[Stored data]
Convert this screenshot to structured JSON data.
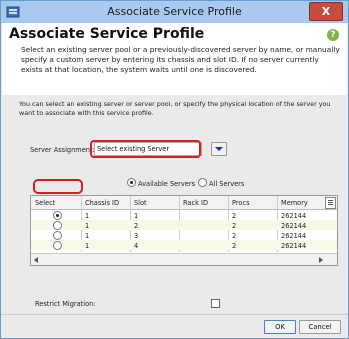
{
  "window": {
    "title": "Associate Service Profile",
    "close_label": "X"
  },
  "header": {
    "heading": "Associate Service Profile",
    "help_label": "?",
    "description": "Select an existing server pool or a previously-discovered server by name, or manually specify a custom server by entering its chassis and slot ID. If no server currently exists at that location, the system waits until one is discovered."
  },
  "intro_text": "You can select an existing server or server pool, or specify the physical location of the server you want to associate with this service profile.",
  "assignment": {
    "label": "Server Assignment:",
    "value": "Select existing Server"
  },
  "filter": {
    "options": [
      {
        "label": "Available Servers",
        "selected": true
      },
      {
        "label": "All Servers",
        "selected": false
      }
    ]
  },
  "table": {
    "columns": [
      "Select",
      "Chassis ID",
      "Slot",
      "Rack ID",
      "Procs",
      "Memory"
    ],
    "rows": [
      {
        "selected": true,
        "chassis": "1",
        "slot": "1",
        "rack": "",
        "procs": "2",
        "memory": "262144"
      },
      {
        "selected": false,
        "chassis": "1",
        "slot": "2",
        "rack": "",
        "procs": "2",
        "memory": "262144"
      },
      {
        "selected": false,
        "chassis": "1",
        "slot": "3",
        "rack": "",
        "procs": "2",
        "memory": "262144"
      },
      {
        "selected": false,
        "chassis": "1",
        "slot": "4",
        "rack": "",
        "procs": "2",
        "memory": "262144"
      }
    ]
  },
  "restrict_migration": {
    "label": "Restrict Migration:",
    "checked": false
  },
  "buttons": {
    "ok": "OK",
    "cancel": "Cancel"
  }
}
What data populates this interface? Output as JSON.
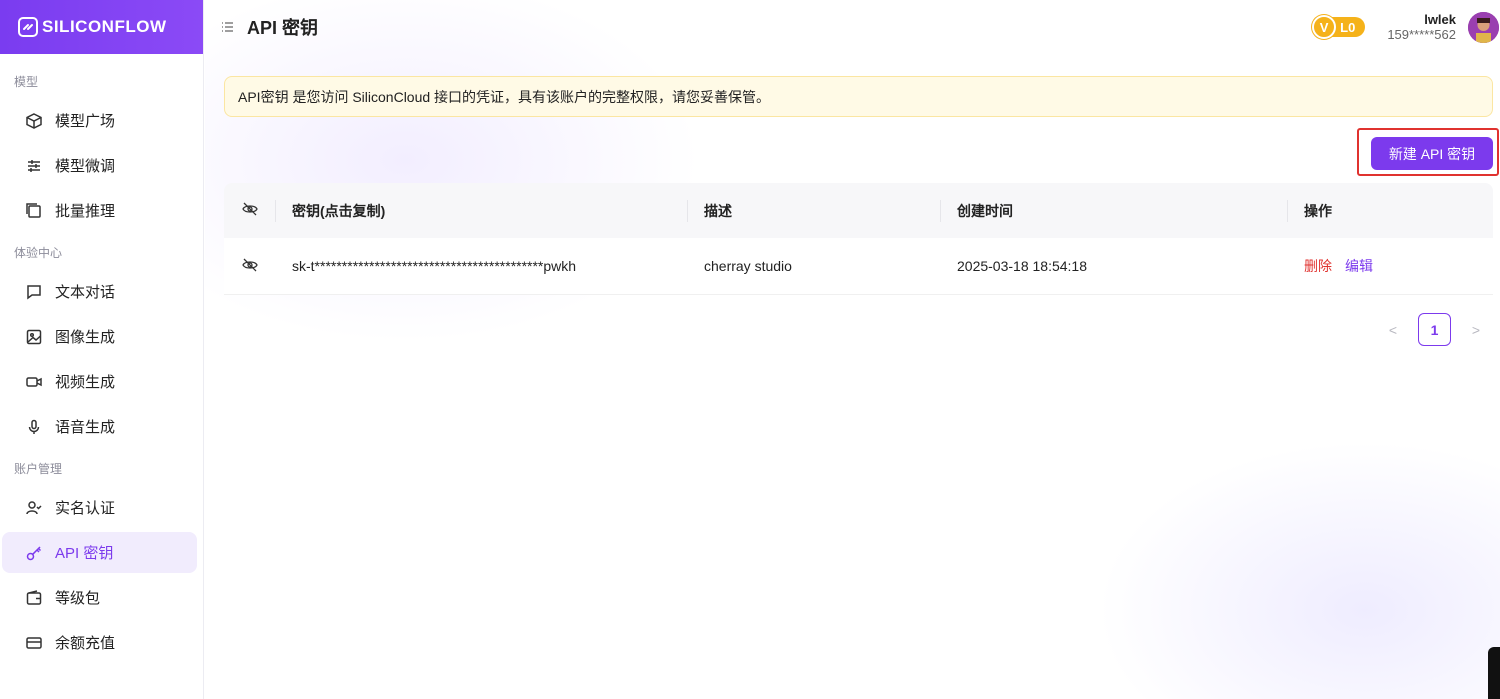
{
  "brand": {
    "name": "SILICONFLOW",
    "accent": "#7c3aed"
  },
  "header": {
    "title": "API 密钥"
  },
  "user": {
    "level": "L0",
    "level_mark": "V",
    "name": "lwlek",
    "phone": "159*****562"
  },
  "sidebar": {
    "sections": [
      {
        "label": "模型",
        "items": [
          {
            "label": "模型广场",
            "icon": "cube-icon"
          },
          {
            "label": "模型微调",
            "icon": "sliders-icon"
          },
          {
            "label": "批量推理",
            "icon": "batch-icon"
          }
        ]
      },
      {
        "label": "体验中心",
        "items": [
          {
            "label": "文本对话",
            "icon": "chat-icon"
          },
          {
            "label": "图像生成",
            "icon": "image-icon"
          },
          {
            "label": "视频生成",
            "icon": "video-icon"
          },
          {
            "label": "语音生成",
            "icon": "mic-icon"
          }
        ]
      },
      {
        "label": "账户管理",
        "items": [
          {
            "label": "实名认证",
            "icon": "user-check-icon"
          },
          {
            "label": "API 密钥",
            "icon": "key-icon",
            "active": true
          },
          {
            "label": "等级包",
            "icon": "wallet-icon"
          },
          {
            "label": "余额充值",
            "icon": "card-icon"
          }
        ]
      }
    ]
  },
  "notice": {
    "text": "API密钥 是您访问 SiliconCloud 接口的凭证，具有该账户的完整权限，请您妥善保管。"
  },
  "actions": {
    "new_key_label": "新建 API 密钥"
  },
  "table": {
    "columns": [
      "密钥(点击复制)",
      "描述",
      "创建时间",
      "操作"
    ],
    "rows": [
      {
        "key": "sk-t******************************************pwkh",
        "description": "cherray studio",
        "created": "2025-03-18 18:54:18",
        "delete_label": "删除",
        "edit_label": "编辑"
      }
    ]
  },
  "pagination": {
    "current": "1",
    "prev": "<",
    "next": ">"
  }
}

**THE PROBLEM**
Transcribe the whole listing exactly. Pictures are excluded.

**OUTPUT OF THE EXERCISE**
Convert this screenshot to structured JSON data.
{
  "window": {
    "title": "Associate Service Profile",
    "close_label": "X"
  },
  "header": {
    "heading": "Associate Service Profile",
    "help_label": "?",
    "description": "Select an existing server pool or a previously-discovered server by name, or manually specify a custom server by entering its chassis and slot ID. If no server currently exists at that location, the system waits until one is discovered."
  },
  "intro_text": "You can select an existing server or server pool, or specify the physical location of the server you want to associate with this service profile.",
  "assignment": {
    "label": "Server Assignment:",
    "value": "Select existing Server"
  },
  "filter": {
    "options": [
      {
        "label": "Available Servers",
        "selected": true
      },
      {
        "label": "All Servers",
        "selected": false
      }
    ]
  },
  "table": {
    "columns": [
      "Select",
      "Chassis ID",
      "Slot",
      "Rack ID",
      "Procs",
      "Memory"
    ],
    "rows": [
      {
        "selected": true,
        "chassis": "1",
        "slot": "1",
        "rack": "",
        "procs": "2",
        "memory": "262144"
      },
      {
        "selected": false,
        "chassis": "1",
        "slot": "2",
        "rack": "",
        "procs": "2",
        "memory": "262144"
      },
      {
        "selected": false,
        "chassis": "1",
        "slot": "3",
        "rack": "",
        "procs": "2",
        "memory": "262144"
      },
      {
        "selected": false,
        "chassis": "1",
        "slot": "4",
        "rack": "",
        "procs": "2",
        "memory": "262144"
      }
    ]
  },
  "restrict_migration": {
    "label": "Restrict Migration:",
    "checked": false
  },
  "buttons": {
    "ok": "OK",
    "cancel": "Cancel"
  }
}
What data populates this interface? Output as JSON.
{
  "brand": {
    "name": "SILICONFLOW",
    "accent": "#7c3aed"
  },
  "header": {
    "title": "API 密钥"
  },
  "user": {
    "level": "L0",
    "level_mark": "V",
    "name": "lwlek",
    "phone": "159*****562"
  },
  "sidebar": {
    "sections": [
      {
        "label": "模型",
        "items": [
          {
            "label": "模型广场",
            "icon": "cube-icon"
          },
          {
            "label": "模型微调",
            "icon": "sliders-icon"
          },
          {
            "label": "批量推理",
            "icon": "batch-icon"
          }
        ]
      },
      {
        "label": "体验中心",
        "items": [
          {
            "label": "文本对话",
            "icon": "chat-icon"
          },
          {
            "label": "图像生成",
            "icon": "image-icon"
          },
          {
            "label": "视频生成",
            "icon": "video-icon"
          },
          {
            "label": "语音生成",
            "icon": "mic-icon"
          }
        ]
      },
      {
        "label": "账户管理",
        "items": [
          {
            "label": "实名认证",
            "icon": "user-check-icon"
          },
          {
            "label": "API 密钥",
            "icon": "key-icon",
            "active": true
          },
          {
            "label": "等级包",
            "icon": "wallet-icon"
          },
          {
            "label": "余额充值",
            "icon": "card-icon"
          }
        ]
      }
    ]
  },
  "notice": {
    "text": "API密钥 是您访问 SiliconCloud 接口的凭证，具有该账户的完整权限，请您妥善保管。"
  },
  "actions": {
    "new_key_label": "新建 API 密钥"
  },
  "table": {
    "columns": [
      "密钥(点击复制)",
      "描述",
      "创建时间",
      "操作"
    ],
    "rows": [
      {
        "key": "sk-t******************************************pwkh",
        "description": "cherray studio",
        "created": "2025-03-18 18:54:18",
        "delete_label": "删除",
        "edit_label": "编辑"
      }
    ]
  },
  "pagination": {
    "current": "1",
    "prev": "<",
    "next": ">"
  }
}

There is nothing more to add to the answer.